BEGIN Dataset content

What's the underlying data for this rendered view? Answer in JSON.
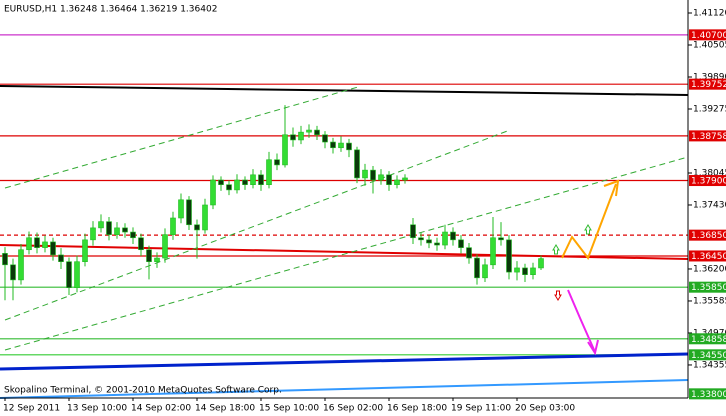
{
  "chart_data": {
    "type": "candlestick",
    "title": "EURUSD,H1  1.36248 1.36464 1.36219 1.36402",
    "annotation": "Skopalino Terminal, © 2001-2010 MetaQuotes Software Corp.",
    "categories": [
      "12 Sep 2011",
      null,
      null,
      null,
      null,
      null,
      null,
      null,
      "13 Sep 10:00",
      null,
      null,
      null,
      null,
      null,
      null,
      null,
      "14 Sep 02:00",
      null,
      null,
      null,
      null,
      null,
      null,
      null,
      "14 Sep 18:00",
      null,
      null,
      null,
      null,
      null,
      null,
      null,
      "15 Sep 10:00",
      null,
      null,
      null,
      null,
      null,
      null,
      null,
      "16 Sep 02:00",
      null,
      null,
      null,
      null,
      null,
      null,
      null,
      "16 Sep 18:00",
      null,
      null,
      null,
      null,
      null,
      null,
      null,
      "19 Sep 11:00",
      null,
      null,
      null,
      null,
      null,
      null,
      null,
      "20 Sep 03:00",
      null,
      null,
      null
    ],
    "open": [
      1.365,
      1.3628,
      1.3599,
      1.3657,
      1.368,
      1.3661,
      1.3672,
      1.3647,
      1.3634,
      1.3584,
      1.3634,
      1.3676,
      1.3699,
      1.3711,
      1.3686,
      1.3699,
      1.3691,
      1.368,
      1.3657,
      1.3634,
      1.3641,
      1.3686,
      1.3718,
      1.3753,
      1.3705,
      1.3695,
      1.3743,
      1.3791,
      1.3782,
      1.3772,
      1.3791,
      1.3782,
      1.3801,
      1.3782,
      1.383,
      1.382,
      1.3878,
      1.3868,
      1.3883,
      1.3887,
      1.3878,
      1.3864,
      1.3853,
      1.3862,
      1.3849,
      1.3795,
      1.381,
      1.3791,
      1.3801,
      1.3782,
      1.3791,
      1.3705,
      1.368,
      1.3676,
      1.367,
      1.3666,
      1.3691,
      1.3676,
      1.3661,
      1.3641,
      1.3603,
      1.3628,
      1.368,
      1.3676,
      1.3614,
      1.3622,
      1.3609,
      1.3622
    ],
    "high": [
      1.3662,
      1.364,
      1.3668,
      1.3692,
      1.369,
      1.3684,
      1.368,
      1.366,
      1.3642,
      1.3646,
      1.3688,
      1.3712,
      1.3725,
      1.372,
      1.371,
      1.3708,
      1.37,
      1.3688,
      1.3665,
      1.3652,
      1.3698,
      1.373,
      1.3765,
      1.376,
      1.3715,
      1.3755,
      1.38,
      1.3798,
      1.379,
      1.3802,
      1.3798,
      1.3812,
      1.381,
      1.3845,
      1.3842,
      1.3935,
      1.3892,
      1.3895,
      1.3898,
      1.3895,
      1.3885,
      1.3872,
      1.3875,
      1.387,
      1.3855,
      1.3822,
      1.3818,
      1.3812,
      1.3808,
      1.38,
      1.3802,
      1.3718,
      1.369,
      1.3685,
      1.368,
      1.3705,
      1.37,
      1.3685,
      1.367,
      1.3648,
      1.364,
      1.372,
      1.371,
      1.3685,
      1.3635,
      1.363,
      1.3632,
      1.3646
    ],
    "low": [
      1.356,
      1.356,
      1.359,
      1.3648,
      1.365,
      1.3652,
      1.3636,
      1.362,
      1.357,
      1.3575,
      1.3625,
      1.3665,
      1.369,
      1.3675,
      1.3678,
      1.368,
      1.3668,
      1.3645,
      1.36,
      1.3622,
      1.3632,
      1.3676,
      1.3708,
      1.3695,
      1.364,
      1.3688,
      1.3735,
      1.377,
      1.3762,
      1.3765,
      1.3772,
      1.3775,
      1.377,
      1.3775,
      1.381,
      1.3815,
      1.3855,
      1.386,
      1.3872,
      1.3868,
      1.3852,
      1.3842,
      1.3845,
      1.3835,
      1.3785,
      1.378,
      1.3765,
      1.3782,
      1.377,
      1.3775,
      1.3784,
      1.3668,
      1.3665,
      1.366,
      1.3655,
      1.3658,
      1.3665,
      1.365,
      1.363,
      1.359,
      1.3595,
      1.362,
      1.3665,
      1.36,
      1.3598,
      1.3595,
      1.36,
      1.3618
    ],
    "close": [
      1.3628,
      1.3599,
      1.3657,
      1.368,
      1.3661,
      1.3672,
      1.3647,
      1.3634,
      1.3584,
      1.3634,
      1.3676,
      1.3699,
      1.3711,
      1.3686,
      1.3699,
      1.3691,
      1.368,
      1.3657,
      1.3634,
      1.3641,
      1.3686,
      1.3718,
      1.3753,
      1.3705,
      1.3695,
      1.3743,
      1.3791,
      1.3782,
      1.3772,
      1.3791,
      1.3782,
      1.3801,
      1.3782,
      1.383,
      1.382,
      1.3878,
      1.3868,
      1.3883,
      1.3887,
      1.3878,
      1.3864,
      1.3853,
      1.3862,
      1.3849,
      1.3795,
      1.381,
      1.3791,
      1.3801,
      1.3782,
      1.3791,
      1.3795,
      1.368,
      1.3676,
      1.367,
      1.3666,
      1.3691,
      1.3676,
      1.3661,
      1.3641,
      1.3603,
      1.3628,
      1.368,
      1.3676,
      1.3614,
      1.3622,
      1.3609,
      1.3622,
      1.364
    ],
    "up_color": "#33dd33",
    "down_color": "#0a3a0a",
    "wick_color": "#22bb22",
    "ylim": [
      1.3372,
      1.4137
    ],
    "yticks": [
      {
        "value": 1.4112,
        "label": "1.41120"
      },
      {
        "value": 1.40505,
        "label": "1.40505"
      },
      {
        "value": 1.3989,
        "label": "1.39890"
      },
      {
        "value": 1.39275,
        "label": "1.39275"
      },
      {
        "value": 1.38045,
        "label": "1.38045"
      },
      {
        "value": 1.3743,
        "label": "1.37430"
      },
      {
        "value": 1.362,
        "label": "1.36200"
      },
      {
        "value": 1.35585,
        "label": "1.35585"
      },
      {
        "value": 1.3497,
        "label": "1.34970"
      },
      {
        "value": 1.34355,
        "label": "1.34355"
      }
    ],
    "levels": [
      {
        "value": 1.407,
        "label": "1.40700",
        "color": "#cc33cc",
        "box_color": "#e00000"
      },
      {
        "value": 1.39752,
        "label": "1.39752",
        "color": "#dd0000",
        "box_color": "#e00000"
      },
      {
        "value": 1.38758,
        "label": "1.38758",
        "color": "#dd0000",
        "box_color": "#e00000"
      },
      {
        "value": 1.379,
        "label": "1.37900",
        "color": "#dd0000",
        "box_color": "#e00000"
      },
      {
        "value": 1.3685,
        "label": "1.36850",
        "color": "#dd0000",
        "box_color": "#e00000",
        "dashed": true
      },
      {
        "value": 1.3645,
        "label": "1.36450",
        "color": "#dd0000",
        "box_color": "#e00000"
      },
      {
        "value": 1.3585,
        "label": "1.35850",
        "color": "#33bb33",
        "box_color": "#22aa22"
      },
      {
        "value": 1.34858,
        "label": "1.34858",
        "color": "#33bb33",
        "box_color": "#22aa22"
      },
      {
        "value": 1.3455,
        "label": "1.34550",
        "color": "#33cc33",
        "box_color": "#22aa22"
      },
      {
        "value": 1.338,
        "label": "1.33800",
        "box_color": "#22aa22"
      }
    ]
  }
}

END Dataset content
BEGIN Dataset content

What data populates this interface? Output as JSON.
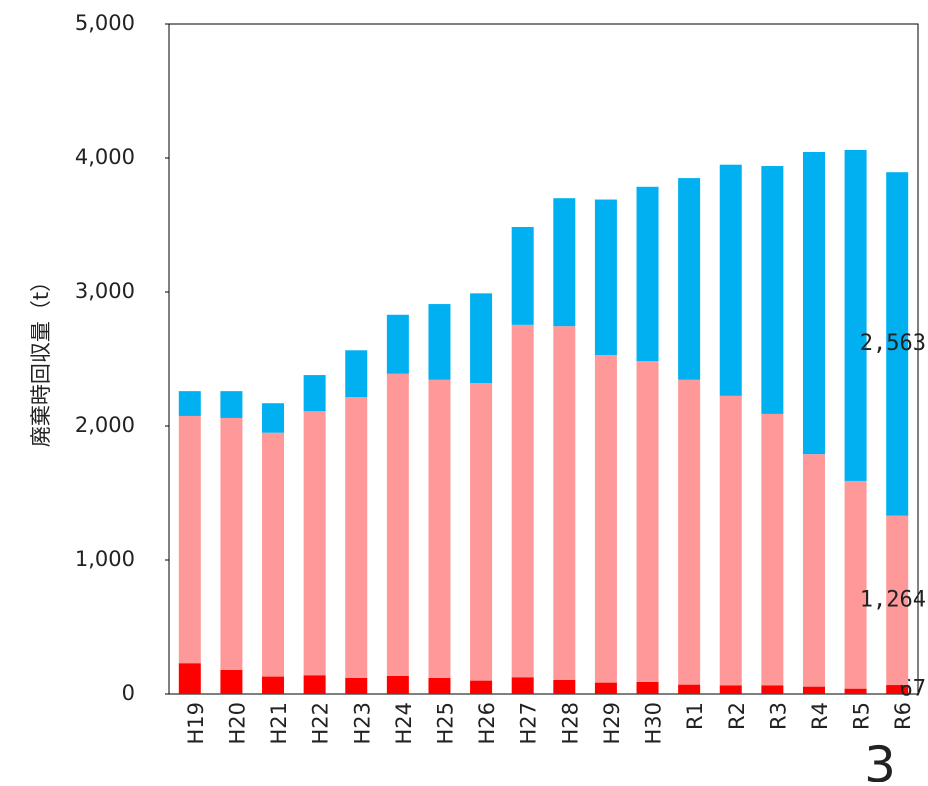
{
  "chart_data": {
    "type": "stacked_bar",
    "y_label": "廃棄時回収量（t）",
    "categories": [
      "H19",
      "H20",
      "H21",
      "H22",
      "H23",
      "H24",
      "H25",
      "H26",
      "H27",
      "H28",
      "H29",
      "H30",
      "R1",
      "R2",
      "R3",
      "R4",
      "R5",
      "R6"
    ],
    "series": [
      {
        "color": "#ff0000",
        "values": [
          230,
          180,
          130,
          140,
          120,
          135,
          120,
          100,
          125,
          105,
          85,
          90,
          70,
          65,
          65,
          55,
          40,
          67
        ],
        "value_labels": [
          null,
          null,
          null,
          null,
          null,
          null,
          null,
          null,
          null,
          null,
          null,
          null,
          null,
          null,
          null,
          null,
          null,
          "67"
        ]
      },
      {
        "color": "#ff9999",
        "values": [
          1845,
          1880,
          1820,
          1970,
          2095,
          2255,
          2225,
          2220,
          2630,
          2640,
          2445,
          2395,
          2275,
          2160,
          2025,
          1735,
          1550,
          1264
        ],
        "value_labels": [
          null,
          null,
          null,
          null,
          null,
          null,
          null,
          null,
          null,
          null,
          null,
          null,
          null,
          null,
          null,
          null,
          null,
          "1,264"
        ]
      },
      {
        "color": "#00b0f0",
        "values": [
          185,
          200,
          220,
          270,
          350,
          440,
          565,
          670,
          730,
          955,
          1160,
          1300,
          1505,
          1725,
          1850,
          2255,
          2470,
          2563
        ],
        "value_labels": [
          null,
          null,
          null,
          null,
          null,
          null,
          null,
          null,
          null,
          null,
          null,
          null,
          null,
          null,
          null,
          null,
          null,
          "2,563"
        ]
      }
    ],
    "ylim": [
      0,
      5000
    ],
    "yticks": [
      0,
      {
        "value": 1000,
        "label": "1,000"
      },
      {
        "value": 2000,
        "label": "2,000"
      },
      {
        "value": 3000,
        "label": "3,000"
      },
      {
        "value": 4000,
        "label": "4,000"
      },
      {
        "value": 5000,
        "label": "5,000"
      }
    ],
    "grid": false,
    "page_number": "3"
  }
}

END Dataset content

Find the lines containing "JSON" and list every one of them.

What's the underlying data for this rendered view? Answer in JSON.
What data populates this interface? Output as JSON.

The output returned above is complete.